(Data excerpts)
★ ★ ★ ★ ★

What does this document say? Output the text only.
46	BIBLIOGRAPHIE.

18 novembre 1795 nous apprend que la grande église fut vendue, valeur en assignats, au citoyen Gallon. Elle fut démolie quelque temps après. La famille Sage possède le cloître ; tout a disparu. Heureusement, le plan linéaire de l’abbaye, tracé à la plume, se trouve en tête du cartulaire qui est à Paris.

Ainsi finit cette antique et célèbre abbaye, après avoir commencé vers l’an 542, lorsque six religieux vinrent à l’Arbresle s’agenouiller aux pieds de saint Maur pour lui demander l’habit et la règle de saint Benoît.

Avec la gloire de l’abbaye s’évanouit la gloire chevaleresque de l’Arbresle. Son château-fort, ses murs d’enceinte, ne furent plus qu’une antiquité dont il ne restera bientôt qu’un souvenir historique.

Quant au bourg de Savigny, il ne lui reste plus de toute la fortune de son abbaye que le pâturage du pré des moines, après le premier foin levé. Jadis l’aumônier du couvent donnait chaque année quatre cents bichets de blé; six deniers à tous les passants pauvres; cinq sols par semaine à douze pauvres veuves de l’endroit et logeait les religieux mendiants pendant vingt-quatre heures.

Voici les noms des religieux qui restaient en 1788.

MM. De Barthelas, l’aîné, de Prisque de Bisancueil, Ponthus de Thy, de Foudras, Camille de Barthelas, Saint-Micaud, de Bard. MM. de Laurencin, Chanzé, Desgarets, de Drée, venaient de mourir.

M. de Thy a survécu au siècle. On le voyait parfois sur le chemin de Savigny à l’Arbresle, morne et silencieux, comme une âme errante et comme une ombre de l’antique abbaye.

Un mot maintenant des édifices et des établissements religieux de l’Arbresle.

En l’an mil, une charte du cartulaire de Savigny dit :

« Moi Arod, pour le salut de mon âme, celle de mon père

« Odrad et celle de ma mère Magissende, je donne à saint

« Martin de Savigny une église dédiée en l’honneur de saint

★ ★ ★ ★ ★

# Required work
Copy out the whole listing, exactly as written.

# Worked answer
What does this document say? Output the text only.
46	BIBLIOGRAPHIE.

18 novembre 1795 nous apprend que la grande église fut vendue, valeur en assignats, au citoyen Gallon. Elle fut démolie quelque temps après. La famille Sage possède le cloître ; tout a disparu. Heureusement, le plan linéaire de l’abbaye, tracé à la plume, se trouve en tête du cartulaire qui est à Paris.

Ainsi finit cette antique et célèbre abbaye, après avoir commencé vers l’an 542, lorsque six religieux vinrent à l’Arbresle s’agenouiller aux pieds de saint Maur pour lui demander l’habit et la règle de saint Benoît.

Avec la gloire de l’abbaye s’évanouit la gloire chevaleresque de l’Arbresle. Son château-fort, ses murs d’enceinte, ne furent plus qu’une antiquité dont il ne restera bientôt qu’un souvenir historique.

Quant au bourg de Savigny, il ne lui reste plus de toute la fortune de son abbaye que le pâturage du pré des moines, après le premier foin levé. Jadis l’aumônier du couvent donnait chaque année quatre cents bichets de blé; six deniers à tous les passants pauvres; cinq sols par semaine à douze pauvres veuves de l’endroit et logeait les religieux mendiants pendant vingt-quatre heures.

Voici les noms des religieux qui restaient en 1788.

MM. De Barthelas, l’aîné, de Prisque de Bisancueil, Ponthus de Thy, de Foudras, Camille de Barthelas, Saint-Micaud, de Bard. MM. de Laurencin, Chanzé, Desgarets, de Drée, venaient de mourir.

M. de Thy a survécu au siècle. On le voyait parfois sur le chemin de Savigny à l’Arbresle, morne et silencieux, comme une âme errante et comme une ombre de l’antique abbaye.

Un mot maintenant des édifices et des établissements religieux de l’Arbresle.

En l’an mil, une charte du cartulaire de Savigny dit :

« Moi Arod, pour le salut de mon âme, celle de mon père

« Odrad et celle de ma mère Magissende, je donne à saint

« Martin de Savigny une église dédiée en l’honneur de saint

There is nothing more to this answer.